§ **What is required**: Extract each line bearing the word "JSON".

§ **Data for processing**:
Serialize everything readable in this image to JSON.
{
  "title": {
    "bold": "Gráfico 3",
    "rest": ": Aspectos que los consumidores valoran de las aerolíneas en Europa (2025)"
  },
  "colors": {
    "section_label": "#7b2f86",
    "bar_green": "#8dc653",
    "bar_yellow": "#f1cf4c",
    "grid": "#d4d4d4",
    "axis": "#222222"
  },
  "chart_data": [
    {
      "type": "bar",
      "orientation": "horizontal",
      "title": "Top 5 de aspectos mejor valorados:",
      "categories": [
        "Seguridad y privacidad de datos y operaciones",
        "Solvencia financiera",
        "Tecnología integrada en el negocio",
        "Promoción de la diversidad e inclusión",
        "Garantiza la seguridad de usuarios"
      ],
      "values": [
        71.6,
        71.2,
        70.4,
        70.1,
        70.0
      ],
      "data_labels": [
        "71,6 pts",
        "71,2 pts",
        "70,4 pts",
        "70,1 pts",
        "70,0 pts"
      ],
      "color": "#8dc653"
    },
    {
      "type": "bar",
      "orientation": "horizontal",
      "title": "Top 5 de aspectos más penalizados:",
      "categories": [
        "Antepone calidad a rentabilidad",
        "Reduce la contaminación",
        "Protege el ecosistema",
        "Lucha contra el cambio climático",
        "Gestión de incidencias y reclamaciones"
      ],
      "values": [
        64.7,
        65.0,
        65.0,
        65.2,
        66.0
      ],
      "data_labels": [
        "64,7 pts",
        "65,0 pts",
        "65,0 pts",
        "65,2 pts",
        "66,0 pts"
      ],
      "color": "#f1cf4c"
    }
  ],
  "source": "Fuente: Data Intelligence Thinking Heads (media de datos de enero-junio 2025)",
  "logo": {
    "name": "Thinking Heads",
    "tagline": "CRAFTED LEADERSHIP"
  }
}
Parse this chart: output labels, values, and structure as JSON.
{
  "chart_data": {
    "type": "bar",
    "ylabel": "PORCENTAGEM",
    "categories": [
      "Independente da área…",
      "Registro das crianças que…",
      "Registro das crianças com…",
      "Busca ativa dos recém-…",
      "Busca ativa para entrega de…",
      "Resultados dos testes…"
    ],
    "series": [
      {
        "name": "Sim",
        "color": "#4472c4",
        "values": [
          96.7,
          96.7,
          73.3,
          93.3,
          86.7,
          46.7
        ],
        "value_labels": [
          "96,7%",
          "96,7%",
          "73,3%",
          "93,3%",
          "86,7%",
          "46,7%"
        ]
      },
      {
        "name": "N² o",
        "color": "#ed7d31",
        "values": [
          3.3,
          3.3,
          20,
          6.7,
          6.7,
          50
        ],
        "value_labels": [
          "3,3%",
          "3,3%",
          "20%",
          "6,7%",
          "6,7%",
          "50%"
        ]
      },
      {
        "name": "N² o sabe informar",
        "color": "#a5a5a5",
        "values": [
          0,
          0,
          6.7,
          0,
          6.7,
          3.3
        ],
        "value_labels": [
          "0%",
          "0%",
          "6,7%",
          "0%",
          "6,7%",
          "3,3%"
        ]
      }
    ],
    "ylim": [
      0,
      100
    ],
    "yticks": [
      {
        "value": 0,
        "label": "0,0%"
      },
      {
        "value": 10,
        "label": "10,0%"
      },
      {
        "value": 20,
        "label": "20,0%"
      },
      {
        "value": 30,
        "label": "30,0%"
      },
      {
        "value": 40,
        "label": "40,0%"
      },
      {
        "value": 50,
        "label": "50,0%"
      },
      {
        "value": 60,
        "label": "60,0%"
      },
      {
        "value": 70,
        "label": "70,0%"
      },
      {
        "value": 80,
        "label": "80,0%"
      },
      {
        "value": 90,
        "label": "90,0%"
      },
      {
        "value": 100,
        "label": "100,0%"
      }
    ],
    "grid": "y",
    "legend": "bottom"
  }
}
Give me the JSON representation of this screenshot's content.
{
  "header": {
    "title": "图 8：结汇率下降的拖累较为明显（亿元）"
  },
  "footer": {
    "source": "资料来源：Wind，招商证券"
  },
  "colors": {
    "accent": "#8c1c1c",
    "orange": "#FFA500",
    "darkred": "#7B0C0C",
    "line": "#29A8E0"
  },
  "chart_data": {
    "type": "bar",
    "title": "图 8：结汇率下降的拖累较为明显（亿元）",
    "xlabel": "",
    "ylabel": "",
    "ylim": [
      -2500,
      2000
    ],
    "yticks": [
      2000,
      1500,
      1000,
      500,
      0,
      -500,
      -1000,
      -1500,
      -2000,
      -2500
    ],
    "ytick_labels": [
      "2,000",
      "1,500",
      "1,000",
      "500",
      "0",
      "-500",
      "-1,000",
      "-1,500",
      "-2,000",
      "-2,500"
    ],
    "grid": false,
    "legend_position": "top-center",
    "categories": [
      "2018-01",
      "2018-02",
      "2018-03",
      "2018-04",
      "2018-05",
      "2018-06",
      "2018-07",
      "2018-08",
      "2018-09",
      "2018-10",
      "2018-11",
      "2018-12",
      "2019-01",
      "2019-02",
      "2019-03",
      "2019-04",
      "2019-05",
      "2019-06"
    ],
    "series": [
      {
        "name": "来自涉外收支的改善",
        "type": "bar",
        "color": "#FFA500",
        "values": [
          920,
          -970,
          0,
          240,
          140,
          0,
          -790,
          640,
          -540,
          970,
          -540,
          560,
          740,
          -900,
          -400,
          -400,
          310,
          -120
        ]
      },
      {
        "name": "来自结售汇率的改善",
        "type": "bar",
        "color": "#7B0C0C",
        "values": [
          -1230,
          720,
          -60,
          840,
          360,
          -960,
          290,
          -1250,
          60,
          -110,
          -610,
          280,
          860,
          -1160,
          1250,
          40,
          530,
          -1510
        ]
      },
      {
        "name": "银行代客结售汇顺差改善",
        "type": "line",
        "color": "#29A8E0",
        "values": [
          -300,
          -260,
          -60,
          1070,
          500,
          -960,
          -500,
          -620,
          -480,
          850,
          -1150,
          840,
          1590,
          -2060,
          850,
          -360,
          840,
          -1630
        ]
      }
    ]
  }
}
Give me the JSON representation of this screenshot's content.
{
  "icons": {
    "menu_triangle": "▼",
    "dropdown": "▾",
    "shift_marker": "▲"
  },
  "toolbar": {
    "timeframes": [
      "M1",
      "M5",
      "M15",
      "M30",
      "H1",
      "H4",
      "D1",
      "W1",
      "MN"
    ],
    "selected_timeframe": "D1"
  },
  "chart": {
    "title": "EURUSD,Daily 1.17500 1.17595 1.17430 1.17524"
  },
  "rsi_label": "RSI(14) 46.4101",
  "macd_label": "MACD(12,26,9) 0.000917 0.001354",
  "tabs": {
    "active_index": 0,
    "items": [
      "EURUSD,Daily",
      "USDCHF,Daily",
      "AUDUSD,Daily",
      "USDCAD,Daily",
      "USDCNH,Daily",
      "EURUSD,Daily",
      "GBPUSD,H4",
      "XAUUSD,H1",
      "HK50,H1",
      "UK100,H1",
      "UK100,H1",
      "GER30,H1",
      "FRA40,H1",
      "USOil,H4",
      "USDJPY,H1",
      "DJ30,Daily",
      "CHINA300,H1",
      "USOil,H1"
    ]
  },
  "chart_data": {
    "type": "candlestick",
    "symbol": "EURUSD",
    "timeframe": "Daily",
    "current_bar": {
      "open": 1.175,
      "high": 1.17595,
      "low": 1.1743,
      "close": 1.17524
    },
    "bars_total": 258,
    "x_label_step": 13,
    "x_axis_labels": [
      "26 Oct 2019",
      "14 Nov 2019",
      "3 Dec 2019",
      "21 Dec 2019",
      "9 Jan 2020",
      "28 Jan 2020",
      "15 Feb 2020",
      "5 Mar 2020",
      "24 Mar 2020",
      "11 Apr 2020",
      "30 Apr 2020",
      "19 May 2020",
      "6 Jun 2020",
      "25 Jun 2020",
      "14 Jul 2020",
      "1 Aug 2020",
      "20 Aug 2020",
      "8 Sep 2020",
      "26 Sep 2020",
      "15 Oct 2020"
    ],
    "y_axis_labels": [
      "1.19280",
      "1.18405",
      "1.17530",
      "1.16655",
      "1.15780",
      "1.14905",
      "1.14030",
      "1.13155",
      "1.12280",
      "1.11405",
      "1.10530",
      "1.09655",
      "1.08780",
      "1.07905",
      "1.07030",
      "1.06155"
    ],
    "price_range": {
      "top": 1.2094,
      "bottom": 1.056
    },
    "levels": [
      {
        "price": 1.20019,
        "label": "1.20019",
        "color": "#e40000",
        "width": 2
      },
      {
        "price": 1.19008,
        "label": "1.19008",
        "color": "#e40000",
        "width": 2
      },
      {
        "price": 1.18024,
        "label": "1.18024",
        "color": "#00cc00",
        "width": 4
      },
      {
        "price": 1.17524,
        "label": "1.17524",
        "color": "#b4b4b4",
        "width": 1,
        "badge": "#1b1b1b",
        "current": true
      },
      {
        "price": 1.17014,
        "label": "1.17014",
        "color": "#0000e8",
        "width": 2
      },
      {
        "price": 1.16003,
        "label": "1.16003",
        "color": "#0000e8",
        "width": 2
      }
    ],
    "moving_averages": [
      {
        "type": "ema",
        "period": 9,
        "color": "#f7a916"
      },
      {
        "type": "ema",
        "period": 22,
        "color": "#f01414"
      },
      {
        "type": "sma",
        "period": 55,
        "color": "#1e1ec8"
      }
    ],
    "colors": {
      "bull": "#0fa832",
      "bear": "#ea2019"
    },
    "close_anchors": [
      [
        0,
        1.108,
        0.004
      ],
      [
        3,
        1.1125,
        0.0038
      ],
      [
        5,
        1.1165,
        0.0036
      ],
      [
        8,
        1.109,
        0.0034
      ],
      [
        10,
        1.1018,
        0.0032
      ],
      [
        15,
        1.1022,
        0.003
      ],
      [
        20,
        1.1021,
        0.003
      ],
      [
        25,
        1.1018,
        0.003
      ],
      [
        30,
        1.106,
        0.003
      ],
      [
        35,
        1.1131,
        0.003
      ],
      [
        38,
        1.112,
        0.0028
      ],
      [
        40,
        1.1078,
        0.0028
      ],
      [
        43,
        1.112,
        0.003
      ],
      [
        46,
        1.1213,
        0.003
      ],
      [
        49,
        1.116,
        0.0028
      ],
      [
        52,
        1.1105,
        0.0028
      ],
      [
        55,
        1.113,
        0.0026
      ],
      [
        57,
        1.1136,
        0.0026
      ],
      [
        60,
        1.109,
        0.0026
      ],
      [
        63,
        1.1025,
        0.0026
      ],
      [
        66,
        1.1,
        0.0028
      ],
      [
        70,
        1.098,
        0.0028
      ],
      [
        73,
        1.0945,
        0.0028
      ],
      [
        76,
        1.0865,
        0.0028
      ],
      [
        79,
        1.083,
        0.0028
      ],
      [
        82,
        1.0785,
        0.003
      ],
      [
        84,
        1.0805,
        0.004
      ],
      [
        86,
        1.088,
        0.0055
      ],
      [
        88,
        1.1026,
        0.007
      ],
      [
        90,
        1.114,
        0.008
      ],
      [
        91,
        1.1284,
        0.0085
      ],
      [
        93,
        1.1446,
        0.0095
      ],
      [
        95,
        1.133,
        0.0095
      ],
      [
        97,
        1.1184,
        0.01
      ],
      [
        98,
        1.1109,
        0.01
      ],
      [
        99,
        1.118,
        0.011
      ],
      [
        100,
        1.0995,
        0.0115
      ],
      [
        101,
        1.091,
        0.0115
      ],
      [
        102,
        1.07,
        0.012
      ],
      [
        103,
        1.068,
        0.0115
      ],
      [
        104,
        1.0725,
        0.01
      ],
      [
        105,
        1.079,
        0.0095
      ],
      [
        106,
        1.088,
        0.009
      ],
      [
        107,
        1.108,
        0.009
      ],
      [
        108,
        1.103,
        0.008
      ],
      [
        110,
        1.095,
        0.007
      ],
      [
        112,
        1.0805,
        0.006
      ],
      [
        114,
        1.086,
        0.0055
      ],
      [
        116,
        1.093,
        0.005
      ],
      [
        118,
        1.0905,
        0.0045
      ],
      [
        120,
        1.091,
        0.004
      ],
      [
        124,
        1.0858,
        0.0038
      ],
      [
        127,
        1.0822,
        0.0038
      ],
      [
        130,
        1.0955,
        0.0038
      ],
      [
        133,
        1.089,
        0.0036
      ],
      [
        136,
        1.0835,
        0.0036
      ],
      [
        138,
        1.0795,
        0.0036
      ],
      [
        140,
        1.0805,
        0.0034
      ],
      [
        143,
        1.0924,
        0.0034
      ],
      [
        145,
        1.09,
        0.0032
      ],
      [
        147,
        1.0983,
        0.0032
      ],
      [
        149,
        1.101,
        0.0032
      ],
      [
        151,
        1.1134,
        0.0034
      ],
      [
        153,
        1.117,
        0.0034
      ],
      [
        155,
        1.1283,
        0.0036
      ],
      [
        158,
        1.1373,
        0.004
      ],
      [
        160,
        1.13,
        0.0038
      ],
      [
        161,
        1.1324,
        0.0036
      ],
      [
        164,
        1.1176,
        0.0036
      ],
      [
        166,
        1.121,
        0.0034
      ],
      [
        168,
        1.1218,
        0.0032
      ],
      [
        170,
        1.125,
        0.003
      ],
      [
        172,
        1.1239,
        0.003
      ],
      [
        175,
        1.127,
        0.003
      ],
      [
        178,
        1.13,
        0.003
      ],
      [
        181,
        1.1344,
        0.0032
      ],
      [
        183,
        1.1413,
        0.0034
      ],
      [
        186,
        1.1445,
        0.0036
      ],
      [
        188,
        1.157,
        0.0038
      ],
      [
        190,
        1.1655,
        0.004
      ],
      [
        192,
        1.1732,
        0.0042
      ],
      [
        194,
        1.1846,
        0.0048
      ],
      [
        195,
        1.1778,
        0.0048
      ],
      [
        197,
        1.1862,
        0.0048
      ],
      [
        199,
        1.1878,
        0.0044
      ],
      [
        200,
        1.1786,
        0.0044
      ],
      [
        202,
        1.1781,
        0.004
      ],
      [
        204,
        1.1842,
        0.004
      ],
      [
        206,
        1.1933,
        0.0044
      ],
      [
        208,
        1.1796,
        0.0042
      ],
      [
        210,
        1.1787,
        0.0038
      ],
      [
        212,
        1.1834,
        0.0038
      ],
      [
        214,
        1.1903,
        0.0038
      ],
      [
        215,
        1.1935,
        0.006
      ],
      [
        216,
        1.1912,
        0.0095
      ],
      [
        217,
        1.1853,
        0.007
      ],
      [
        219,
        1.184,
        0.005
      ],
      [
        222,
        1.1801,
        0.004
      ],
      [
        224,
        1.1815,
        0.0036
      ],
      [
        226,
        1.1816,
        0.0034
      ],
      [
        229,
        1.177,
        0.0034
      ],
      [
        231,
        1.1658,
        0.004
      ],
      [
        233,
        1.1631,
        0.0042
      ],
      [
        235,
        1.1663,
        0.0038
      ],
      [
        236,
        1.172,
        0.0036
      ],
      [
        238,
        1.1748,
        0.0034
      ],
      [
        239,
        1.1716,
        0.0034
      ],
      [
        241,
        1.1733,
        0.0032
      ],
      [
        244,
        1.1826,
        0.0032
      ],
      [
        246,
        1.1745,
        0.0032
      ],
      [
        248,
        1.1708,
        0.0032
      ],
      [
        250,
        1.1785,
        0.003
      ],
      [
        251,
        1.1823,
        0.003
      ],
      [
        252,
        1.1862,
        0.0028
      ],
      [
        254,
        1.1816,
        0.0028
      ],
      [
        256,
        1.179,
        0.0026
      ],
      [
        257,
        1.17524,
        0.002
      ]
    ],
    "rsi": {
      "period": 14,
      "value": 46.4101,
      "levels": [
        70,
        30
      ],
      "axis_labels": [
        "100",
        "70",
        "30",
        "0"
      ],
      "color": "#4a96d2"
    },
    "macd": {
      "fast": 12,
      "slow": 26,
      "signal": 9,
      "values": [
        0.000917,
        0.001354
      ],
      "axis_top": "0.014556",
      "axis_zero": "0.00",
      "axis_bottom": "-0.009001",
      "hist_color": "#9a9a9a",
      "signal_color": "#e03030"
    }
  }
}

§ **Correct answer**:
Serialize everything readable in this image to JSON.
Parse this chart: output labels, values, and structure as JSON.
Give me the JSON representation of this screenshot's content.
Give me the JSON representation of this screenshot's content.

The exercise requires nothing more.